◆ **WHAT IS ASKED**
Gather all lines in the entries that include the word "Duration".

------ DATA ROWS ------

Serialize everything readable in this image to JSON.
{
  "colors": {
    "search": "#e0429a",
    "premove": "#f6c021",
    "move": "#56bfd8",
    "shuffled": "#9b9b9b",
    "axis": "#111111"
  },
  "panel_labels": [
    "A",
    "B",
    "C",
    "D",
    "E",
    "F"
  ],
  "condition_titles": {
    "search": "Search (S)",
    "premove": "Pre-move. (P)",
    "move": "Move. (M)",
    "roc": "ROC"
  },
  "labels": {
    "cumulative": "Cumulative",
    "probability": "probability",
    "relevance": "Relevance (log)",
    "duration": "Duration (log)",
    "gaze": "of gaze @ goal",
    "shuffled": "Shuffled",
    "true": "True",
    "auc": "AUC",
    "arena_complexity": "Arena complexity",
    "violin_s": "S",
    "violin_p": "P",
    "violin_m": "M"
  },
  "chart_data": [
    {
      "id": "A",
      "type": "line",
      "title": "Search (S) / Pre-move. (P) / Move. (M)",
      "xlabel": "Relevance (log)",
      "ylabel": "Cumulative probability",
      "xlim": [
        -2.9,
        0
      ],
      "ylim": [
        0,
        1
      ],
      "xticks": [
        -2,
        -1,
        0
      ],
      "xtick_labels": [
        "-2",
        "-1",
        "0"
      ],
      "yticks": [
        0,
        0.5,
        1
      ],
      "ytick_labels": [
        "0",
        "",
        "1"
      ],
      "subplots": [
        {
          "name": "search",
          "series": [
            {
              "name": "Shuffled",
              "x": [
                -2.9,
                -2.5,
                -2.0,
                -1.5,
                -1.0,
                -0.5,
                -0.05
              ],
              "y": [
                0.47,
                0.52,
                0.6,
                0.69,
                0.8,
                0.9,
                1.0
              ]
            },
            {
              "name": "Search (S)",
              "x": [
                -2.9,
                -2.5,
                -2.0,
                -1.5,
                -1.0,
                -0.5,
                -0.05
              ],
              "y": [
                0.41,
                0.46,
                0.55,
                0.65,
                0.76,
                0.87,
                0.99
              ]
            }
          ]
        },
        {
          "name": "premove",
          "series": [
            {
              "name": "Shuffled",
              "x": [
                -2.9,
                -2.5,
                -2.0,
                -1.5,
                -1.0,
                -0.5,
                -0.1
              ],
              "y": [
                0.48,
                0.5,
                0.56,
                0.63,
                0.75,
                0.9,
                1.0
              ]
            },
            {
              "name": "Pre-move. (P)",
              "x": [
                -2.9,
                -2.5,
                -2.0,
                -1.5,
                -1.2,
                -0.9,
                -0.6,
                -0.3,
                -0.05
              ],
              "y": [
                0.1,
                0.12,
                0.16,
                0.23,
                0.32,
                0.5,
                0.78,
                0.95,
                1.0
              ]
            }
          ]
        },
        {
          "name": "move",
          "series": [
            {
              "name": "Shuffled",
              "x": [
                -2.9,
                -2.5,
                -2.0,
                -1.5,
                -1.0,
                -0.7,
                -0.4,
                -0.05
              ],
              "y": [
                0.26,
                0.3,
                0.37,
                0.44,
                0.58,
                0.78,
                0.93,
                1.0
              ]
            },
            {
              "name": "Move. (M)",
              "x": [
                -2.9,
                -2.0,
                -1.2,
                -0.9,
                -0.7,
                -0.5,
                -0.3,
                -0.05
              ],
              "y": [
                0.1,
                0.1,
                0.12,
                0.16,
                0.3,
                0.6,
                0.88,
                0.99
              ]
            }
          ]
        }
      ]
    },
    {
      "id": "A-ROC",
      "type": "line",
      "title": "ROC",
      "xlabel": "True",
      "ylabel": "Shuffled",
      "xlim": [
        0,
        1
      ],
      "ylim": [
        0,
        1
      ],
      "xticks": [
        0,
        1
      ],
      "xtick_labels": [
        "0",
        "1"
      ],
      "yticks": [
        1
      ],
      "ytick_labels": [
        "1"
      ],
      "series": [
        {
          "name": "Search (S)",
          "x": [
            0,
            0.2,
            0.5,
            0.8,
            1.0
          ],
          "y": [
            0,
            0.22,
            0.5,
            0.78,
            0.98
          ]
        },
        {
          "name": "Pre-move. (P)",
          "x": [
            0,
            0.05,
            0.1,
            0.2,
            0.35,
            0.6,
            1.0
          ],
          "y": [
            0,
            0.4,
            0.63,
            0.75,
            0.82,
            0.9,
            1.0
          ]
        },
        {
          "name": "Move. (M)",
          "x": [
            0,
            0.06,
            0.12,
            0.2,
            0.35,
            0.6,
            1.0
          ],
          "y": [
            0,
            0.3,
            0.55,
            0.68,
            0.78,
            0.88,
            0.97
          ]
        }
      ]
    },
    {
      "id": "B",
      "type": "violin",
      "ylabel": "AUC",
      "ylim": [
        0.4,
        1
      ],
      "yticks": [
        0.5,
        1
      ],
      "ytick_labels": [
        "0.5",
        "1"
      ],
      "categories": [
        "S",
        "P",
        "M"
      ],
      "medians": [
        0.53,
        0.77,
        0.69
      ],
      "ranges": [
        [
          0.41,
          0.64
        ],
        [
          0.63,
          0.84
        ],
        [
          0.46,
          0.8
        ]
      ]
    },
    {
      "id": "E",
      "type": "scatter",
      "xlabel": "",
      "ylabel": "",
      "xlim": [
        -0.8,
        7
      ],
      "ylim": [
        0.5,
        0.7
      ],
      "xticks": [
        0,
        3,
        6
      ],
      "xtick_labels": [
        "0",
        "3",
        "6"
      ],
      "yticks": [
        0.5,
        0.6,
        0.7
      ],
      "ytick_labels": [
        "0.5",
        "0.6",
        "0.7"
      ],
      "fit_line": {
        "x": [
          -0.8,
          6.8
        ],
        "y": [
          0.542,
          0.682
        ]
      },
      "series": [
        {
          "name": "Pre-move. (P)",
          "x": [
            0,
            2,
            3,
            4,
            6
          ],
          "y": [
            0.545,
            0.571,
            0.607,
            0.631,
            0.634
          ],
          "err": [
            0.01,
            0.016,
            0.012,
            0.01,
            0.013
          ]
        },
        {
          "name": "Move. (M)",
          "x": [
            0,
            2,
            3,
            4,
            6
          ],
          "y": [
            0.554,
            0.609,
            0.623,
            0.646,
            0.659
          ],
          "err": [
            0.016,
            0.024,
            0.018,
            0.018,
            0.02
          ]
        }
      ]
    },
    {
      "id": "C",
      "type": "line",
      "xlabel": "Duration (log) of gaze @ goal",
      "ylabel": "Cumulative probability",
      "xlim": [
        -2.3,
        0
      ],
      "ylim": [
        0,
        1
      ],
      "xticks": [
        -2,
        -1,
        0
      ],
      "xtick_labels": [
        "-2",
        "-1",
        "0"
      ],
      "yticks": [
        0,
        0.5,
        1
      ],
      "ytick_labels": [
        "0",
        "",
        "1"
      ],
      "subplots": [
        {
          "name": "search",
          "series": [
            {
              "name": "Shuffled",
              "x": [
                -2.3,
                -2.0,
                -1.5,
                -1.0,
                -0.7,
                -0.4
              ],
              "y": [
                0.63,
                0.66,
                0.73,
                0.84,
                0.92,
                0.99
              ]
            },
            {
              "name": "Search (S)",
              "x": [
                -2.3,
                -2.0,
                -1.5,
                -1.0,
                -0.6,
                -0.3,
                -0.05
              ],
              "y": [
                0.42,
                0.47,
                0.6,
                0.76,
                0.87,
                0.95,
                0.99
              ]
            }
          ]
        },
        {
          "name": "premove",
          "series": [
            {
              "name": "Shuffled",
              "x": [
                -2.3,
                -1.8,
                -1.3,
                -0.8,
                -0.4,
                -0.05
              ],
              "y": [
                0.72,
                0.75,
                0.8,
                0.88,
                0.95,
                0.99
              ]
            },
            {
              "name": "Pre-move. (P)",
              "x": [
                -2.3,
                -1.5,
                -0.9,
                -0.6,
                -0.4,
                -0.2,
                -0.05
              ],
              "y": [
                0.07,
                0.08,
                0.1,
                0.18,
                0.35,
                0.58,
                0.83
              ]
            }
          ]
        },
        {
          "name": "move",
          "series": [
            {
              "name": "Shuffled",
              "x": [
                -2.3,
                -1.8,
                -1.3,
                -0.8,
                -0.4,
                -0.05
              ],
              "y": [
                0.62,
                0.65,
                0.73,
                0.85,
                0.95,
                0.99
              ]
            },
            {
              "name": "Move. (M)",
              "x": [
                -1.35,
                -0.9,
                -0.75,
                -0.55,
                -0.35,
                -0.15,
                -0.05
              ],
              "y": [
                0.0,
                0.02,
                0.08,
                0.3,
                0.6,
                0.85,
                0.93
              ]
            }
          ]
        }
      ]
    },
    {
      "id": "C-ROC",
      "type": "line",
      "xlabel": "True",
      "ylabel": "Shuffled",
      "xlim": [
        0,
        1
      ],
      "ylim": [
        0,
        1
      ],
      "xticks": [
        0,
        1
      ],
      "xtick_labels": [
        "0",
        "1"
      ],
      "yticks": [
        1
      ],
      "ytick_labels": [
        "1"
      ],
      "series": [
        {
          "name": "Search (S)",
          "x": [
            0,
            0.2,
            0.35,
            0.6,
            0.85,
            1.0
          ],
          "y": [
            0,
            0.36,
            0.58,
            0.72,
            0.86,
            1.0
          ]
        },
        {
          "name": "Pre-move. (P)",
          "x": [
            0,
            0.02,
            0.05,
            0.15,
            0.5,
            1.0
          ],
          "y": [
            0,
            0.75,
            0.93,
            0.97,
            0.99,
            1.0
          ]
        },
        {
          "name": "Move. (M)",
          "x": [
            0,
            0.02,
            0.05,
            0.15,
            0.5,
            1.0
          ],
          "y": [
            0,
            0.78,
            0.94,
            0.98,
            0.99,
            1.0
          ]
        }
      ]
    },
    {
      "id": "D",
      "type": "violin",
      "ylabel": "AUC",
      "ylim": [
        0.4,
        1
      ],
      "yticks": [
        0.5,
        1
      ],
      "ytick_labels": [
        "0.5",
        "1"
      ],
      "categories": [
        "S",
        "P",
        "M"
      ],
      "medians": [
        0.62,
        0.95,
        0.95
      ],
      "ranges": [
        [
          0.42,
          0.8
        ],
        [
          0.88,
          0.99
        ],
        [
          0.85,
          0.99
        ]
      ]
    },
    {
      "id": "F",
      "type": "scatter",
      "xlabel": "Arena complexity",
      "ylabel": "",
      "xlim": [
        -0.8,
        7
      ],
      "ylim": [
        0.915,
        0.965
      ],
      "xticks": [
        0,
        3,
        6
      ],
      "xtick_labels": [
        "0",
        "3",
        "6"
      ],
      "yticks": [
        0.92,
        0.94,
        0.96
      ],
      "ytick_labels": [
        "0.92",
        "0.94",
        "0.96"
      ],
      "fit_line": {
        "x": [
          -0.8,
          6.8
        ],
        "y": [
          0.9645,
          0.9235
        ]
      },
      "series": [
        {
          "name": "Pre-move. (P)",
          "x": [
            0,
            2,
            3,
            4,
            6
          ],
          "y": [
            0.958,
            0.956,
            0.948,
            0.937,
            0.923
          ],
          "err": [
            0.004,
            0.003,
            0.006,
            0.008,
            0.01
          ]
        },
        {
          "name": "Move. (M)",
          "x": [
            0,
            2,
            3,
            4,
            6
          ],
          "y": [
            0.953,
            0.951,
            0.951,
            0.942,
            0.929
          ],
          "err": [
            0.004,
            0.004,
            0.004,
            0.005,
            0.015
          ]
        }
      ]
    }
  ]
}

------

◆ **THE SOLUTION**
    "duration": "Duration (log)",
      "xlabel": "Duration (log) of gaze @ goal",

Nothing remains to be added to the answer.